### Material supplied

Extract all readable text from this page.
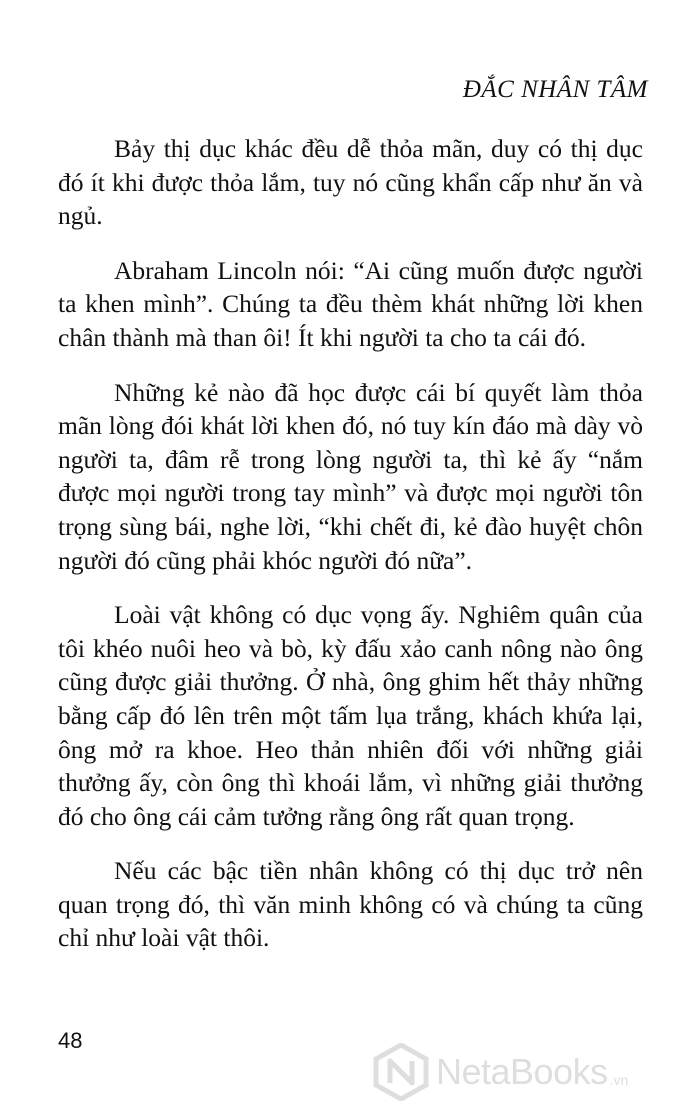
ĐẮC NHÂN TÂM

Bảy thị dục khác đều dễ thỏa mãn, duy có thị dục đó ít khi được thỏa lắm, tuy nó cũng khẩn cấp như ăn và ngủ.

Abraham Lincoln nói: “Ai cũng muốn được người ta khen mình”. Chúng ta đều thèm khát những lời khen chân thành mà than ôi! Ít khi người ta cho ta cái đó.

Những kẻ nào đã học được cái bí quyết làm thỏa mãn lòng đói khát lời khen đó, nó tuy kín đáo mà dày vò người ta, đâm rễ trong lòng người ta, thì kẻ ấy “nắm được mọi người trong tay mình” và được mọi người tôn trọng sùng bái, nghe lời, “khi chết đi, kẻ đào huyệt chôn người đó cũng phải khóc người đó nữa”.

Loài vật không có dục vọng ấy. Nghiêm quân của tôi khéo nuôi heo và bò, kỳ đấu xảo canh nông nào ông cũng được giải thưởng. Ở nhà, ông ghim hết thảy những bằng cấp đó lên trên một tấm lụa trắng, khách khứa lại, ông mở ra khoe. Heo thản nhiên đối với những giải thưởng ấy, còn ông thì khoái lắm, vì những giải thưởng đó cho ông cái cảm tưởng rằng ông rất quan trọng.

Nếu các bậc tiền nhân không có thị dục trở nên quan trọng đó, thì văn minh không có và chúng ta cũng chỉ như loài vật thôi.

48
NetaBooks .vn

### Directions
Set down all the data again exactly as above, pictures excluded.

### Complete response
Extract all readable text from this page.
ĐẮC NHÂN TÂM

Bảy thị dục khác đều dễ thỏa mãn, duy có thị dục đó ít khi được thỏa lắm, tuy nó cũng khẩn cấp như ăn và ngủ.

Abraham Lincoln nói: “Ai cũng muốn được người ta khen mình”. Chúng ta đều thèm khát những lời khen chân thành mà than ôi! Ít khi người ta cho ta cái đó.

Những kẻ nào đã học được cái bí quyết làm thỏa mãn lòng đói khát lời khen đó, nó tuy kín đáo mà dày vò người ta, đâm rễ trong lòng người ta, thì kẻ ấy “nắm được mọi người trong tay mình” và được mọi người tôn trọng sùng bái, nghe lời, “khi chết đi, kẻ đào huyệt chôn người đó cũng phải khóc người đó nữa”.

Loài vật không có dục vọng ấy. Nghiêm quân của tôi khéo nuôi heo và bò, kỳ đấu xảo canh nông nào ông cũng được giải thưởng. Ở nhà, ông ghim hết thảy những bằng cấp đó lên trên một tấm lụa trắng, khách khứa lại, ông mở ra khoe. Heo thản nhiên đối với những giải thưởng ấy, còn ông thì khoái lắm, vì những giải thưởng đó cho ông cái cảm tưởng rằng ông rất quan trọng.

Nếu các bậc tiền nhân không có thị dục trở nên quan trọng đó, thì văn minh không có và chúng ta cũng chỉ như loài vật thôi.

48
NetaBooks .vn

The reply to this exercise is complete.